━━ DATASET RECORDS ━━

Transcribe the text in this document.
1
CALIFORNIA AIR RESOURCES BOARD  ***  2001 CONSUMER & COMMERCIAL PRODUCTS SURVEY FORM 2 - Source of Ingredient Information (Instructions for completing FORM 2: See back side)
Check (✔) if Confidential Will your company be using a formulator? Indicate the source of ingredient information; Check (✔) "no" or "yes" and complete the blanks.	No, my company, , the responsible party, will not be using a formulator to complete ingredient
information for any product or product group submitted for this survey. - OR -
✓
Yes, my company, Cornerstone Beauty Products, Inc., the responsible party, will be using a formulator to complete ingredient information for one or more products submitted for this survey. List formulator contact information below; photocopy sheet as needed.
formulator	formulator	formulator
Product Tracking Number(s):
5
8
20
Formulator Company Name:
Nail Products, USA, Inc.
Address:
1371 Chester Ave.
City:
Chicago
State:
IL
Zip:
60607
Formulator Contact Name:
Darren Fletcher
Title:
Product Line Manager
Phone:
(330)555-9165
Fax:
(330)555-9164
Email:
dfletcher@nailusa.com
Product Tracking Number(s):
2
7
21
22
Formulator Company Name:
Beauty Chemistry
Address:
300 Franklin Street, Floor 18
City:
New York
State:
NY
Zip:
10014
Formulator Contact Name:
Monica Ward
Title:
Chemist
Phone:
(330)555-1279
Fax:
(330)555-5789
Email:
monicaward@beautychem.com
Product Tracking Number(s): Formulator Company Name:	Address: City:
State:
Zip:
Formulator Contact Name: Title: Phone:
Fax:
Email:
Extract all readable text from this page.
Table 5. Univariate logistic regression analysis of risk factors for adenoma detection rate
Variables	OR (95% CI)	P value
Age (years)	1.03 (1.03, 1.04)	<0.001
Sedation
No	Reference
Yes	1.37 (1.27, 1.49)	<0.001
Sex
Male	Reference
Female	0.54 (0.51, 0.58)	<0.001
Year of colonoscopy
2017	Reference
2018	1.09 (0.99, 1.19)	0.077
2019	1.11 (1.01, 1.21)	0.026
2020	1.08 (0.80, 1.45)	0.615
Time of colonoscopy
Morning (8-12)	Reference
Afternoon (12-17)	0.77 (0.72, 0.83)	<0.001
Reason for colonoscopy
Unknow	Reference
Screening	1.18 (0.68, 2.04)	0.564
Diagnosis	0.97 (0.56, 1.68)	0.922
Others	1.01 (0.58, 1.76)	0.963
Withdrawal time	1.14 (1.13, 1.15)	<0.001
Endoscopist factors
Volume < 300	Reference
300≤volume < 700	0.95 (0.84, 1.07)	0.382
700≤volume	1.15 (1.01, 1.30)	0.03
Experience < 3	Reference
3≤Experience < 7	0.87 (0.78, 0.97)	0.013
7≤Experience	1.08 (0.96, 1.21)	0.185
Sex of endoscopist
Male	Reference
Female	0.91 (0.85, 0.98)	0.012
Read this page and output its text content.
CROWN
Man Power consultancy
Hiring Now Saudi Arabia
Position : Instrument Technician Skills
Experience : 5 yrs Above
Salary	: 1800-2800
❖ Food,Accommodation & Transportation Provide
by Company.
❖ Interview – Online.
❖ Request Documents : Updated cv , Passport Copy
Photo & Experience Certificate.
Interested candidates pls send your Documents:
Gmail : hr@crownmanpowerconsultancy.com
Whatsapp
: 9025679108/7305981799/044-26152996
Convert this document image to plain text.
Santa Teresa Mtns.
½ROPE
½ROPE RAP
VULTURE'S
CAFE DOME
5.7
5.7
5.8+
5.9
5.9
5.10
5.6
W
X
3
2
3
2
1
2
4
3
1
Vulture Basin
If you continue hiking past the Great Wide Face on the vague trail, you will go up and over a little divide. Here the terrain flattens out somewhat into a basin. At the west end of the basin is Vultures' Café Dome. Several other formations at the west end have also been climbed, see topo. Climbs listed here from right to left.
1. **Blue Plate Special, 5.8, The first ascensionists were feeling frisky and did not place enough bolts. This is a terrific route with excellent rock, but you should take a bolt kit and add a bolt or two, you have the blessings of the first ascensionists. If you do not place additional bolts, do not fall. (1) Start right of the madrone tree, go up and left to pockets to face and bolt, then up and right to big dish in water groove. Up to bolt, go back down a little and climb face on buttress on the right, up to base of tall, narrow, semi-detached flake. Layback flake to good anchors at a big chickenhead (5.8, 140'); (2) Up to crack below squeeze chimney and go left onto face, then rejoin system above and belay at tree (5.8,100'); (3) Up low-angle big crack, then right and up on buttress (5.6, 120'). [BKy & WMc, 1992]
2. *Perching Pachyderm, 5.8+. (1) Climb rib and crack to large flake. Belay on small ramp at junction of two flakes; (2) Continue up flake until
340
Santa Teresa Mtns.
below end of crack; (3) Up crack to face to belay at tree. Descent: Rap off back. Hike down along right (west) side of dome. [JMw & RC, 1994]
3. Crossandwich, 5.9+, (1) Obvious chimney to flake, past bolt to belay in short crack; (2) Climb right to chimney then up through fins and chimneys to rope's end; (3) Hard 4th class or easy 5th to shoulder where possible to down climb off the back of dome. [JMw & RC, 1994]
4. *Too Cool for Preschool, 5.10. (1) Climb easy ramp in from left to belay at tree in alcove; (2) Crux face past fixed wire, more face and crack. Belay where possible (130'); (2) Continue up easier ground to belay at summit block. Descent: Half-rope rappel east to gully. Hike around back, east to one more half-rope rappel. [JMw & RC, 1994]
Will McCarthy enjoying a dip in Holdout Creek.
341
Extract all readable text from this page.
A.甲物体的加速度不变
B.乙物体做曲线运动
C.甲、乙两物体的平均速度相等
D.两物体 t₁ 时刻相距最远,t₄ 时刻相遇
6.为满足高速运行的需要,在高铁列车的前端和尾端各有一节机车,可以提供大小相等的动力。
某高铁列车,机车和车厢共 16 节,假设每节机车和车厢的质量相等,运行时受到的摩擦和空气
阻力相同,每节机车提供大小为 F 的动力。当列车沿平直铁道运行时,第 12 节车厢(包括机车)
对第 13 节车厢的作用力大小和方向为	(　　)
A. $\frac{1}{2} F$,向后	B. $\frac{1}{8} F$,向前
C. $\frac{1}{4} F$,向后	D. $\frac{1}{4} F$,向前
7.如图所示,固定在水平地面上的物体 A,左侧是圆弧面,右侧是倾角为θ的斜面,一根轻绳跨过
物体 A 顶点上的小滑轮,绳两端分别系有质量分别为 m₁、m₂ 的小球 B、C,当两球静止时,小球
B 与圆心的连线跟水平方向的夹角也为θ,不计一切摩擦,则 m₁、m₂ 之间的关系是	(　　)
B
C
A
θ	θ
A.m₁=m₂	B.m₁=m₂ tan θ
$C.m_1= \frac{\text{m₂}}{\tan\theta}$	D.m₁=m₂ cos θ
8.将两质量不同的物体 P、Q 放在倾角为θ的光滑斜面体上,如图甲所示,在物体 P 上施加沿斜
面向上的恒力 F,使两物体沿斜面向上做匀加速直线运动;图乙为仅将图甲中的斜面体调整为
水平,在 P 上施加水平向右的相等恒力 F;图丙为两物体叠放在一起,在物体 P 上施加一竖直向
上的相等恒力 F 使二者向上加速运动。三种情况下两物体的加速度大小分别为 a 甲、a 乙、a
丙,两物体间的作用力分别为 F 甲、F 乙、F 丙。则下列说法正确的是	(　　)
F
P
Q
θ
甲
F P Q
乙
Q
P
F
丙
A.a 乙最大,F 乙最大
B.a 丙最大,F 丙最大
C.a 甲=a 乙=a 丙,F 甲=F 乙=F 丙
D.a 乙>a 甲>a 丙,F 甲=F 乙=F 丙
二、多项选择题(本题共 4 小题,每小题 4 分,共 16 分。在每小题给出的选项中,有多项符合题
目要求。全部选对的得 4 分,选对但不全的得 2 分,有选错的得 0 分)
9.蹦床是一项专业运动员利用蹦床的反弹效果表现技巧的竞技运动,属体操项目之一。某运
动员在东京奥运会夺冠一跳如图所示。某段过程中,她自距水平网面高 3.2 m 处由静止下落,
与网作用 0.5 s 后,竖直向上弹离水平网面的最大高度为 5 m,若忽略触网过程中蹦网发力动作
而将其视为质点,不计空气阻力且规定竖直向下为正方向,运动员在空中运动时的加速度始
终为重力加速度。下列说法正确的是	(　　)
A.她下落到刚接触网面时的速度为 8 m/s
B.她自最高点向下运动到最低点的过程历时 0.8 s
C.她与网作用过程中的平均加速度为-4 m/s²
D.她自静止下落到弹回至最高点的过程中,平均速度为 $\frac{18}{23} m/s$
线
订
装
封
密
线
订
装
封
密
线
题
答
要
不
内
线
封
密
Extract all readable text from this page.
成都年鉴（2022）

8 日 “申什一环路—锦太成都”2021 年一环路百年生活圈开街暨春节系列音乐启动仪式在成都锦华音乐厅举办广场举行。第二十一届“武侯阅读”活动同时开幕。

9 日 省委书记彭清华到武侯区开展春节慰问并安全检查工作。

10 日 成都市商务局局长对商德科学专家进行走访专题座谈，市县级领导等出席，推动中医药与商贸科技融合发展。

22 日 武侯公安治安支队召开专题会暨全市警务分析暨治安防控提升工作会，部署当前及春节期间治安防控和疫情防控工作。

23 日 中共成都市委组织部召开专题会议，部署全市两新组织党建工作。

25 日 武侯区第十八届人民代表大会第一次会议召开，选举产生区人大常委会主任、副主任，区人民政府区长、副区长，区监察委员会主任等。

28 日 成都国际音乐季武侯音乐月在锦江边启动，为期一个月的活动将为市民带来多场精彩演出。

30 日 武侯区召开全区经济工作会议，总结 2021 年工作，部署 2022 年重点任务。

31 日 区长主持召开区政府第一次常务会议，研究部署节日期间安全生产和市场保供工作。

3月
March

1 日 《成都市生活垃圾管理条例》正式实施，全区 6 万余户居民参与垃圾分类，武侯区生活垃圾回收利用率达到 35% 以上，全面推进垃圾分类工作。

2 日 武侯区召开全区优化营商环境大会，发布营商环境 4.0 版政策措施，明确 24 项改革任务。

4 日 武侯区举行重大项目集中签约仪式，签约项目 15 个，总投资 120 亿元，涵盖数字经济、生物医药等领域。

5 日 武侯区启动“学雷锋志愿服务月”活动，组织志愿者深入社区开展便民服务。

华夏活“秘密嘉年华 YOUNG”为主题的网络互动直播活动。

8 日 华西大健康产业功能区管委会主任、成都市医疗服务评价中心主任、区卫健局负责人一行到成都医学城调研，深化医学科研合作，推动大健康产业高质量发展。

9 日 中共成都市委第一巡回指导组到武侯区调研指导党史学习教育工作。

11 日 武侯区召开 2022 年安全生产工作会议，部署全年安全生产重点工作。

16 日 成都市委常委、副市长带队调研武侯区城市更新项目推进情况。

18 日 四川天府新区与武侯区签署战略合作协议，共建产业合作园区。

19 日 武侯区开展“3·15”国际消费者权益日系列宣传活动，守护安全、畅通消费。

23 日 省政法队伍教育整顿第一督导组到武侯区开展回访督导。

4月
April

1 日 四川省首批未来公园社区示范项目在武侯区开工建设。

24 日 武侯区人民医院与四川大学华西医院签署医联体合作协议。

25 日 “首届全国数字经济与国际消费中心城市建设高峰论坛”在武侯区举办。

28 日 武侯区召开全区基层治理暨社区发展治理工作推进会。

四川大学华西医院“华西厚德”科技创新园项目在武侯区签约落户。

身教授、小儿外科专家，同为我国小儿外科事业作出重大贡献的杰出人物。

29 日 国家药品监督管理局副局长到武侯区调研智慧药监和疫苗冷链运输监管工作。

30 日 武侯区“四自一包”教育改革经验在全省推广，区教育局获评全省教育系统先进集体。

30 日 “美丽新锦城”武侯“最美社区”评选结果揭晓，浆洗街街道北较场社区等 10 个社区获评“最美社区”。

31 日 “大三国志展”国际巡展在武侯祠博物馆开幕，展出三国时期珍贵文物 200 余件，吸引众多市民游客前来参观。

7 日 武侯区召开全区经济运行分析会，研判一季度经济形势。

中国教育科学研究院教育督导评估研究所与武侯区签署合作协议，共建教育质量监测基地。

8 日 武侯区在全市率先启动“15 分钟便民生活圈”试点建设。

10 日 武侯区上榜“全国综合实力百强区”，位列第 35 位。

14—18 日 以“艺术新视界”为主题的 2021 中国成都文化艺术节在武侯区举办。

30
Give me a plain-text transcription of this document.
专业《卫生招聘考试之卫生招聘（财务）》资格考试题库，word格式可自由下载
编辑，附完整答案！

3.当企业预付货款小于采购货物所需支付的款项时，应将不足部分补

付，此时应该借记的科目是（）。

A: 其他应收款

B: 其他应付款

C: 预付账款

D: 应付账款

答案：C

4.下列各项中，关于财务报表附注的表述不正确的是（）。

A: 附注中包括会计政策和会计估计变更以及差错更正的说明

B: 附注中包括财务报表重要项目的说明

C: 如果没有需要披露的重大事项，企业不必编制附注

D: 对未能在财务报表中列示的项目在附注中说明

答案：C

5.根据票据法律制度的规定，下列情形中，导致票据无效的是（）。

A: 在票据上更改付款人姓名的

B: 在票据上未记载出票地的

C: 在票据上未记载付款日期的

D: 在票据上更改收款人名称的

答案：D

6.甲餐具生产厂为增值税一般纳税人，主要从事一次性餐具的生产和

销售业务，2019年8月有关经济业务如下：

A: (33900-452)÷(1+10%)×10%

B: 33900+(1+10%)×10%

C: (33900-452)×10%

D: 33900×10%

━━━

_INSTRUCTION_
Copy each line of the data above that holds "Documents".

_SOLUTION TO THE PROBLEM_
❖ Request Documents : Updated cv , Passport Copy
Interested candidates pls send your Documents:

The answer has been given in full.